=== Directions ===
Copy every line that mentions the word "Pearson".

=== Listed records ===
■ ■ ■ ■ ■

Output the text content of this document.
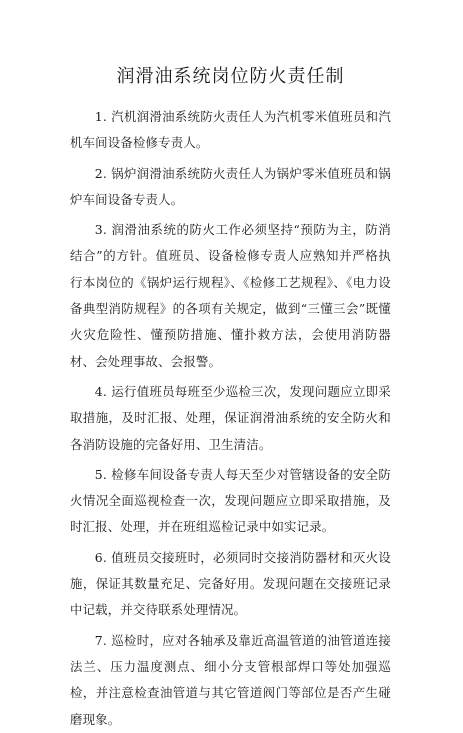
润滑油系统岗位防火责任制

1. 汽机润滑油系统防火责任人为汽机零米值班员和汽机车间设备检修专责人。

2. 锅炉润滑油系统防火责任人为锅炉零米值班员和锅炉车间设备专责人。

3. 润滑油系统的防火工作必须坚持“预防为主，防消结合”的方针。值班员、设备检修专责人应熟知并严格执行本岗位的《锅炉运行规程》、《检修工艺规程》、《电力设备典型消防规程》的各项有关规定，做到“三懂三会”既懂火灾危险性、懂预防措施、懂扑救方法，会使用消防器材、会处理事故、会报警。

4. 运行值班员每班至少巡检三次，发现问题应立即采取措施，及时汇报、处理，保证润滑油系统的安全防火和各消防设施的完备好用、卫生清洁。

5. 检修车间设备专责人每天至少对管辖设备的安全防火情况全面巡视检查一次，发现问题应立即采取措施，及时汇报、处理，并在班组巡检记录中如实记录。

6. 值班员交接班时，必须同时交接消防器材和灭火设施，保证其数量充足、完备好用。发现问题在交接班记录中记载，并交待联系处理情况。

7. 巡检时，应对各轴承及靠近高温管道的油管道连接法兰、压力温度测点、细小分支管根部焊口等处加强巡检，并注意检查油管道与其它管道阀门等部位是否产生碰磨现象。
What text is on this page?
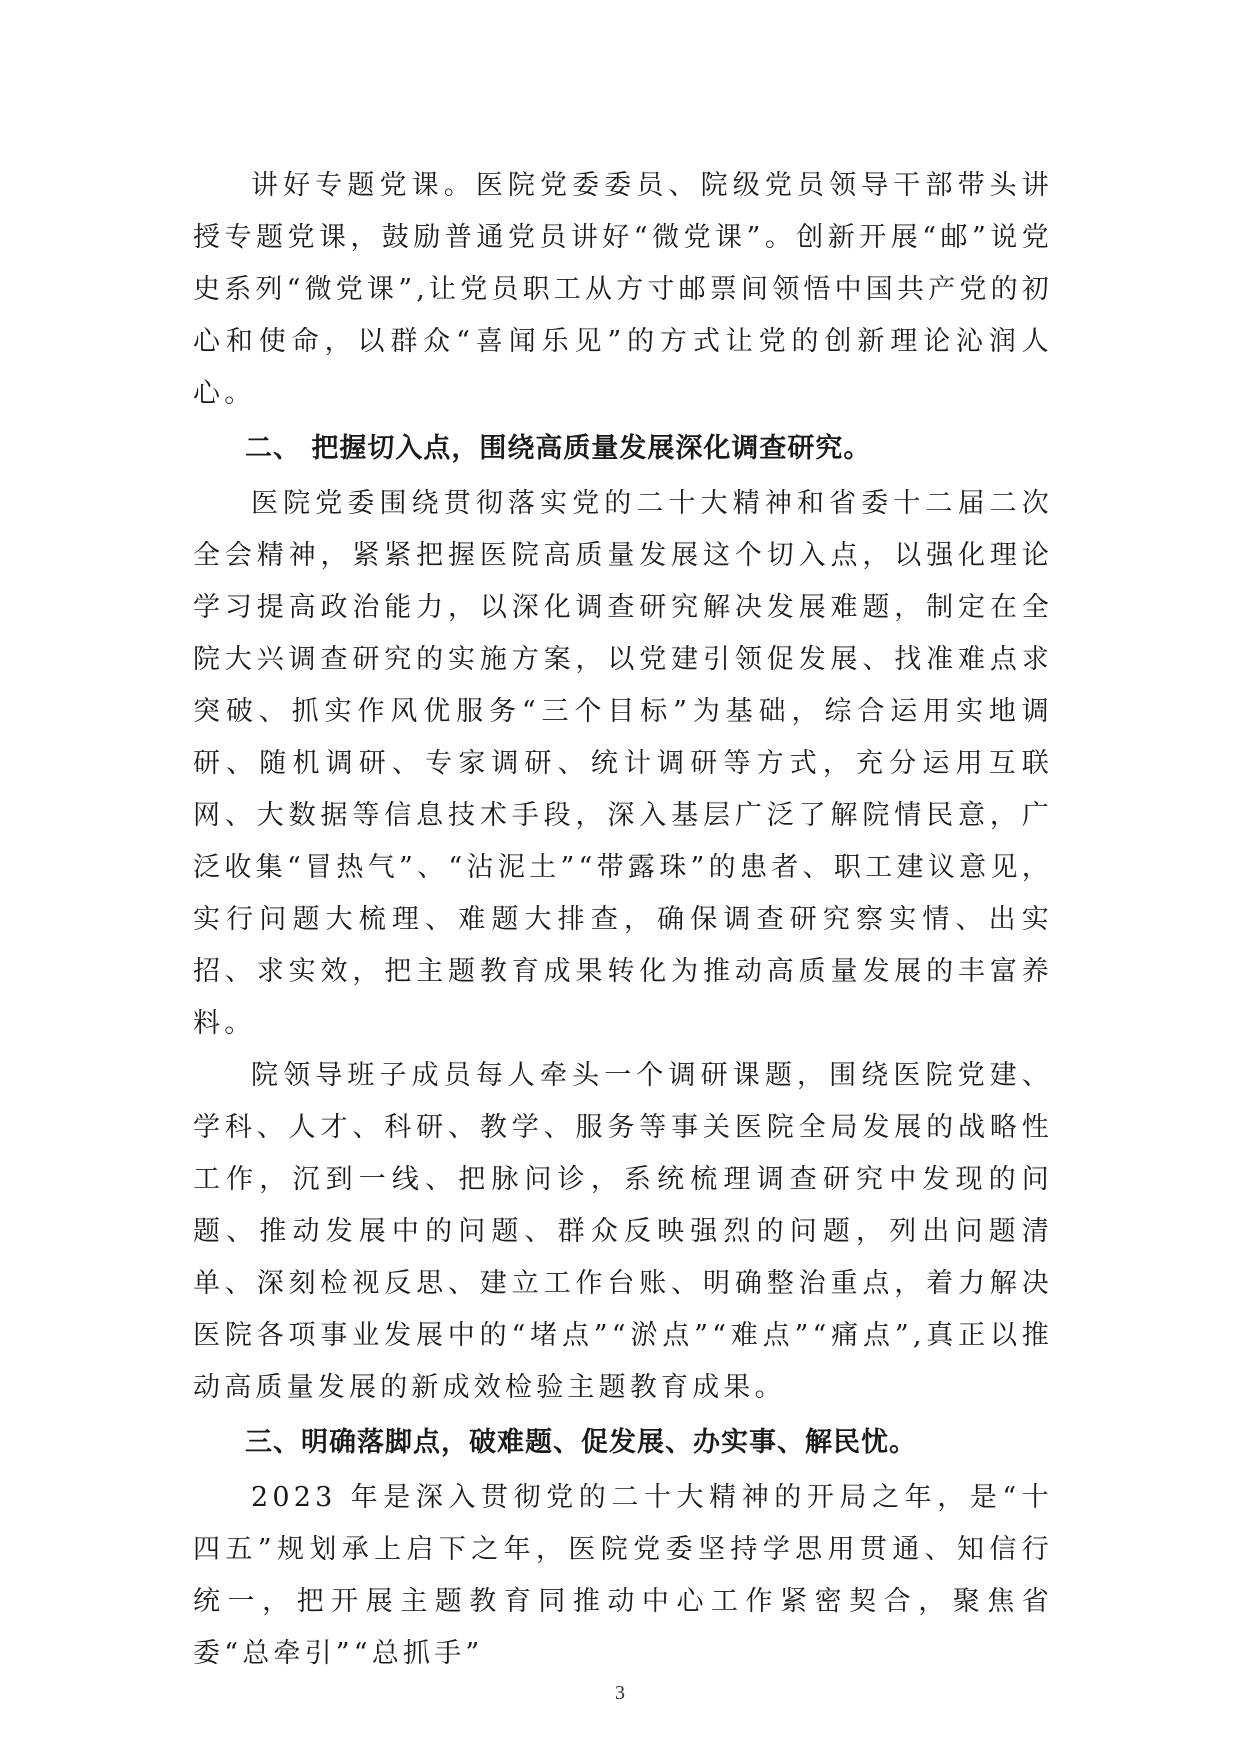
讲好专题党课。医院党委委员、院级党员领导干部带头讲授专题党课，鼓励普通党员讲好“微党课”。创新开展“邮”说党史系列“微党课”,让党员职工从方寸邮票间领悟中国共产党的初心和使命，以群众“喜闻乐见”的方式让党的创新理论沁润人心。

二、 把握切入点，围绕高质量发展深化调查研究。

医院党委围绕贯彻落实党的二十大精神和省委十二届二次全会精神，紧紧把握医院高质量发展这个切入点，以强化理论学习提高政治能力，以深化调查研究解决发展难题，制定在全院大兴调查研究的实施方案，以党建引领促发展、找准难点求突破、抓实作风优服务“三个目标”为基础，综合运用实地调研、随机调研、专家调研、统计调研等方式，充分运用互联网、大数据等信息技术手段，深入基层广泛了解院情民意，广泛收集“冒热气”、“沾泥土”“带露珠”的患者、职工建议意见，实行问题大梳理、难题大排查，确保调查研究察实情、出实招、求实效，把主题教育成果转化为推动高质量发展的丰富养料。

院领导班子成员每人牵头一个调研课题，围绕医院党建、学科、人才、科研、教学、服务等事关医院全局发展的战略性工作，沉到一线、把脉问诊，系统梳理调查研究中发现的问题、推动发展中的问题、群众反映强烈的问题，列出问题清单、深刻检视反思、建立工作台账、明确整治重点，着力解决医院各项事业发展中的“堵点”“淤点”“难点”“痛点”,真正以推动高质量发展的新成效检验主题教育成果。

三、明确落脚点，破难题、促发展、办实事、解民忧。

2023 年是深入贯彻党的二十大精神的开局之年，是“十四五”规划承上启下之年，医院党委坚持学思用贯通、知信行统一，把开展主题教育同推动中心工作紧密契合，聚焦省委“总牵引”“总抓手”

3
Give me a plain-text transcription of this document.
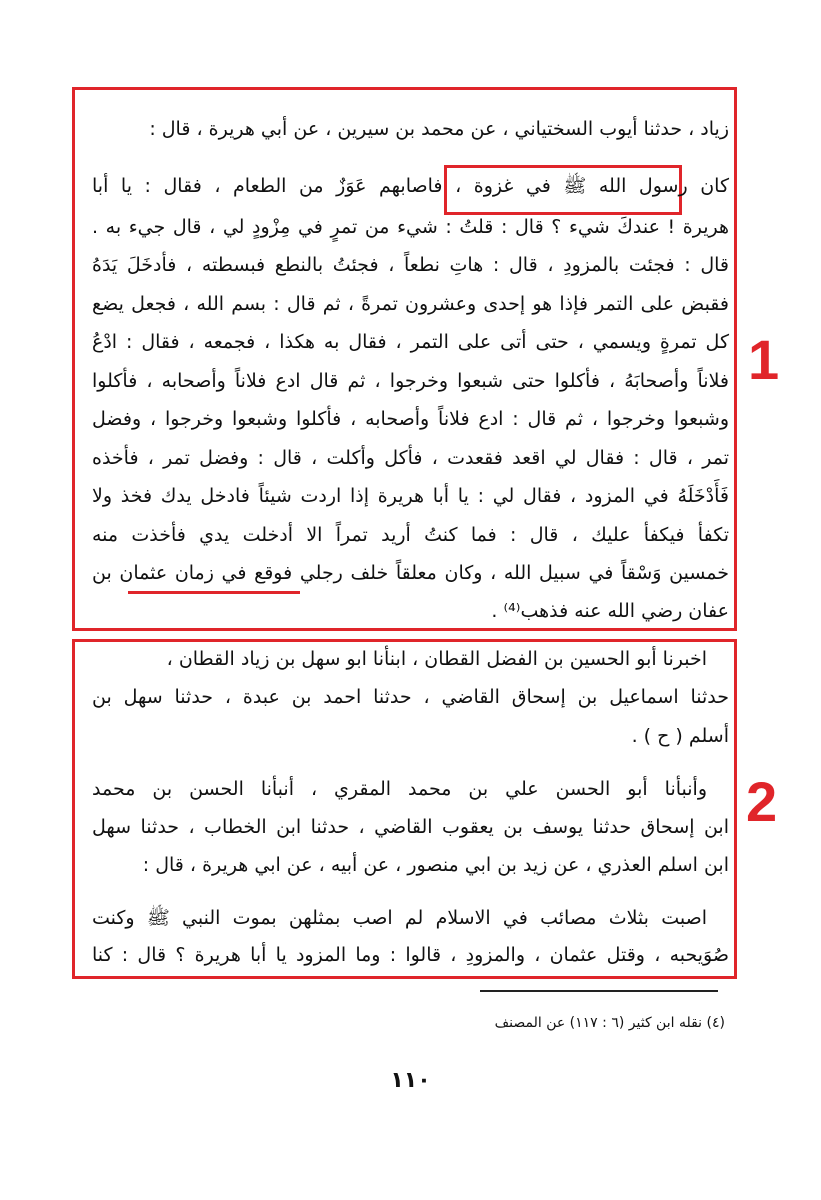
1
2
زياد ، حدثنا أيوب السختياني ، عن محمد بن سيرين ، عن أبي هريرة ، قال :
كان رسول الله ﷺ في غزوة ، فاصابهم عَوَزٌ من الطعام ، فقال : يا أبا
هريرة ! عندكَ شيء ؟ قال : قلتُ : شيء من تمرٍ في مِزْودٍ لي ، قال جيء به .
قال : فجئت بالمزودِ ، قال : هاتِ نطعاً ، فجئتُ بالنطع فبسطته ، فأدخَلَ يَدَهُ
فقبض على التمر فإذا هو إحدى وعشرون تمرةً ، ثم قال : بسم الله ، فجعل يضع
كل تمرةٍ ويسمي ، حتى أتى على التمر ، فقال به هكذا ، فجمعه ، فقال : ادْعُ
فلاناً وأصحابَهُ ، فأكلوا حتى شبعوا وخرجوا ، ثم قال ادع فلاناً وأصحابه ، فأكلوا
وشبعوا وخرجوا ، ثم قال : ادع فلاناً وأصحابه ، فأكلوا وشبعوا وخرجوا ، وفضل
تمر ، قال : فقال لي اقعد فقعدت ، فأكل وأكلت ، قال : وفضل تمر ، فأخذه
فَأَدْخَلَهُ في المزود ، فقال لي : يا أبا هريرة إذا اردت شيئاً فادخل يدك فخذ ولا
تكفأ فيكفأ عليك ، قال : فما كنتُ أريد تمراً الا أدخلت يدي فأخذت منه
خمسين وَسْقاً في سبيل الله ، وكان معلقاً خلف رجلي فوقع في زمان عثمان بن
عفان رضي الله عنه فذهب⁽⁴⁾ .
اخبرنا أبو الحسين بن الفضل القطان ، ابنأنا ابو سهل بن زياد القطان ،
حدثنا اسماعيل بن إسحاق القاضي ، حدثنا احمد بن عبدة ، حدثنا سهل بن
أسلم ( ح ) .
وأنبأنا أبو الحسن علي بن محمد المقري ، أنبأنا الحسن بن محمد
ابن إسحاق حدثنا يوسف بن يعقوب القاضي ، حدثنا ابن الخطاب ، حدثنا سهل
ابن اسلم العذري ، عن زيد بن ابي منصور ، عن أبيه ، عن ابي هريرة ، قال :
اصبت بثلاث مصائب في الاسلام لم اصب بمثلهن بموت النبي ﷺ وكنت
صُوَيحبه ، وقتل عثمان ، والمزودِ ، قالوا : وما المزود يا أبا هريرة ؟ قال : كنا
(٤) نقله ابن كثير (٦ : ١١٧) عن المصنف
١١٠
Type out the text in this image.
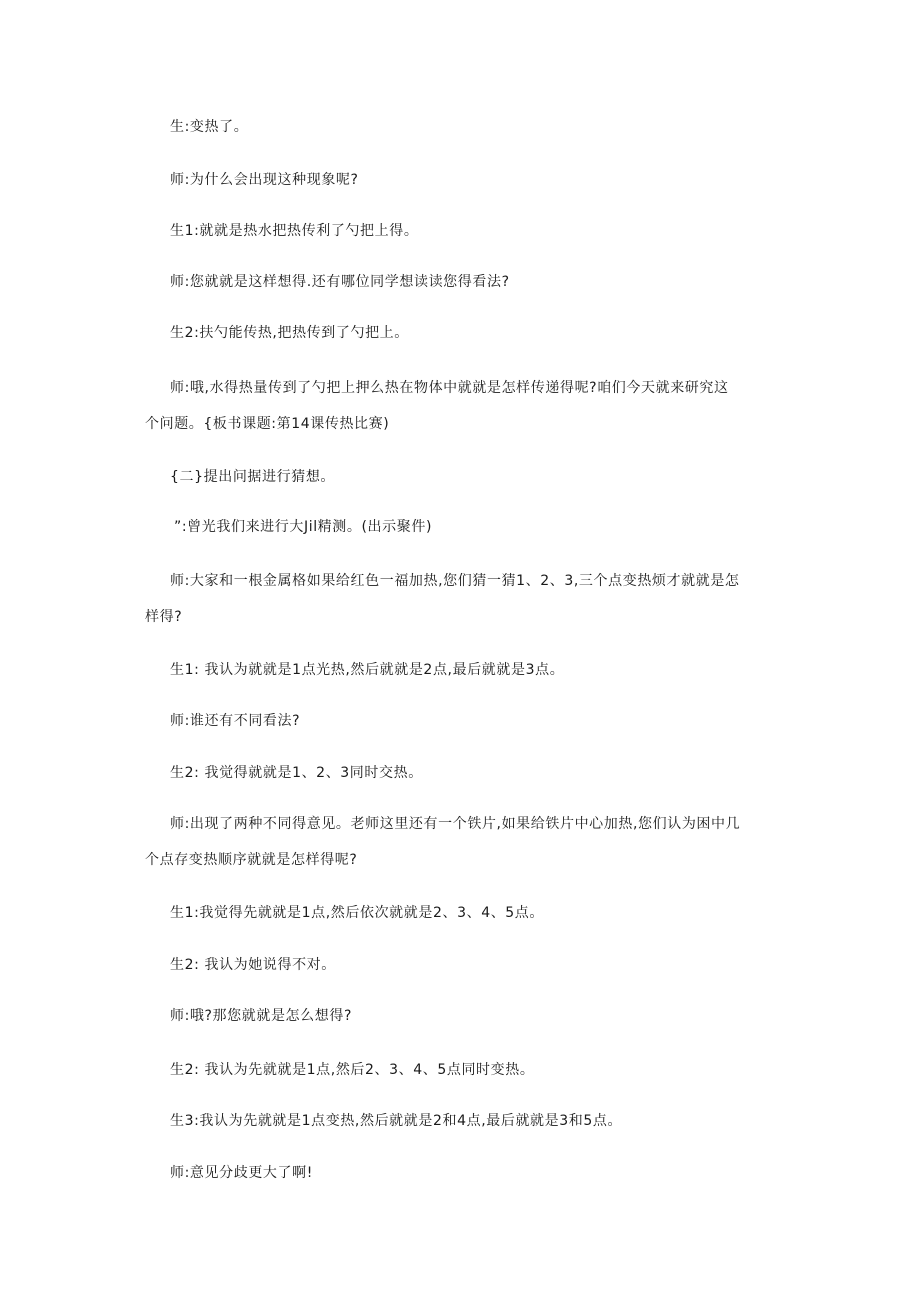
生:变热了。
师:为什么会出现这种现象呢?
生1:就就是热水把热传利了勺把上得。
师:您就就是这样想得.还有哪位同学想读读您得看法?
生2:扶勺能传热,把热传到了勺把上。
师:哦,水得热量传到了勺把上押么热在物体中就就是怎样传递得呢?咱们今天就来研究这
个问题。{板书课题:第14课传热比赛)
{二}提出问据进行猜想。
”:曾光我们来进行大Jil精测。(出示聚件)
师:大家和一根金属格如果给红色一福加热,您们猜一猜1、2、3,三个点变热烦才就就是怎
样得?
生1: 我认为就就是1点光热,然后就就是2点,最后就就是3点。
师:谁还有不同看法?
生2: 我觉得就就是1、2、3同时交热。
师:出现了两种不同得意见。老师这里还有一个铁片,如果给铁片中心加热,您们认为困中几
个点存变热顺序就就是怎样得呢?
生1:我觉得先就就是1点,然后依次就就是2、3、4、5点。
生2: 我认为她说得不对。
师:哦?那您就就是怎么想得?
生2: 我认为先就就是1点,然后2、3、4、5点同时变热。
生3:我认为先就就是1点变热,然后就就是2和4点,最后就就是3和5点。
师:意见分歧更大了啊!
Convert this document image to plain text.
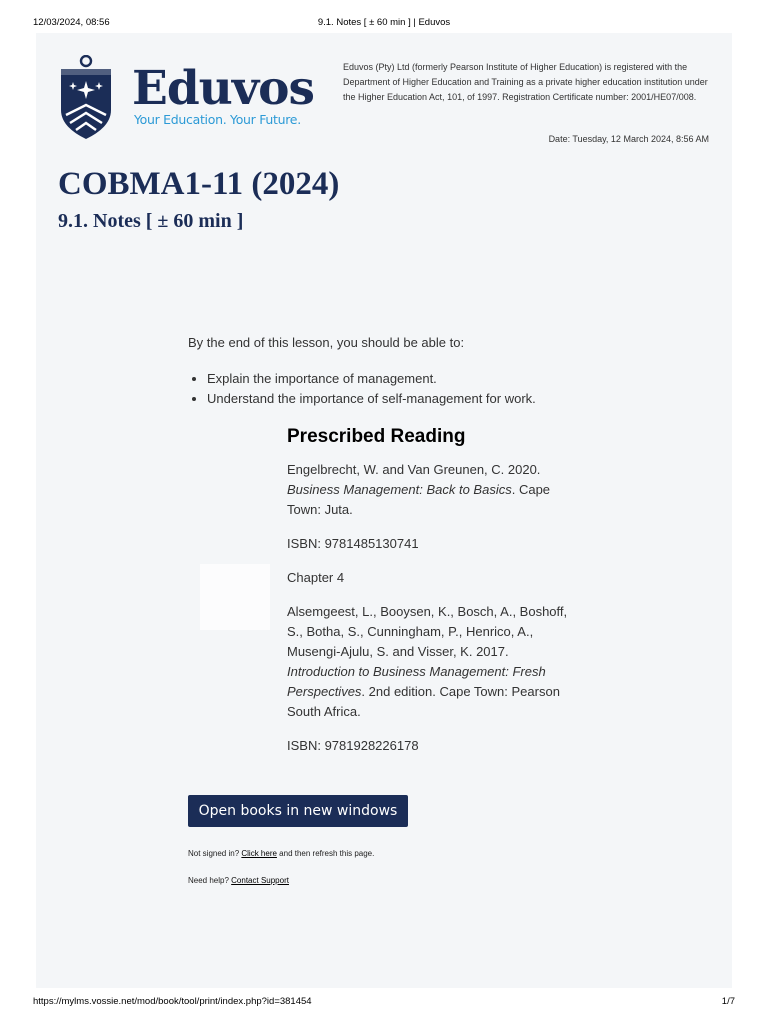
12/03/2024, 08:56	9.1. Notes [ ± 60 min ] | Eduvos
Eduvos
Your Education. Your Future.
Eduvos (Pty) Ltd (formerly Pearson Institute of Higher Education) is registered with the Department of Higher Education and Training as a private higher education institution under the Higher Education Act, 101, of 1997. Registration Certificate number: 2001/HE07/008.
Date: Tuesday, 12 March 2024, 8:56 AM
COBMA1-11 (2024)
9.1. Notes [ ± 60 min ]

By the end of this lesson, you should be able to:

• Explain the importance of management.
• Understand the importance of self-management for work.
Prescribed Reading

Engelbrecht, W. and Van Greunen, C. 2020. Business Management: Back to Basics. Cape Town: Juta.

ISBN: 9781485130741

Chapter 4

Alsemgeest, L., Booysen, K., Bosch, A., Boshoff, S., Botha, S., Cunningham, P., Henrico, A., Musengi-Ajulu, S. and Visser, K. 2017. Introduction to Business Management: Fresh Perspectives. 2nd edition. Cape Town: Pearson South Africa.

ISBN: 9781928226178

Open books in new windows
Not signed in? Click here and then refresh this page.
Need help? Contact Support
https://mylms.vossie.net/mod/book/tool/print/index.php?id=381454	1/7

■ ■ ■ ■ ■

=== Written solution ===
Eduvos (Pty) Ltd (formerly Pearson Institute of Higher Education) is registered with the Department of Higher Education and Training as a private higher education institution under the Higher Education Act, 101, of 1997. Registration Certificate number: 2001/HE07/008.
Alsemgeest, L., Booysen, K., Bosch, A., Boshoff, S., Botha, S., Cunningham, P., Henrico, A., Musengi-Ajulu, S. and Visser, K. 2017. Introduction to Business Management: Fresh Perspectives. 2nd edition. Cape Town: Pearson South Africa.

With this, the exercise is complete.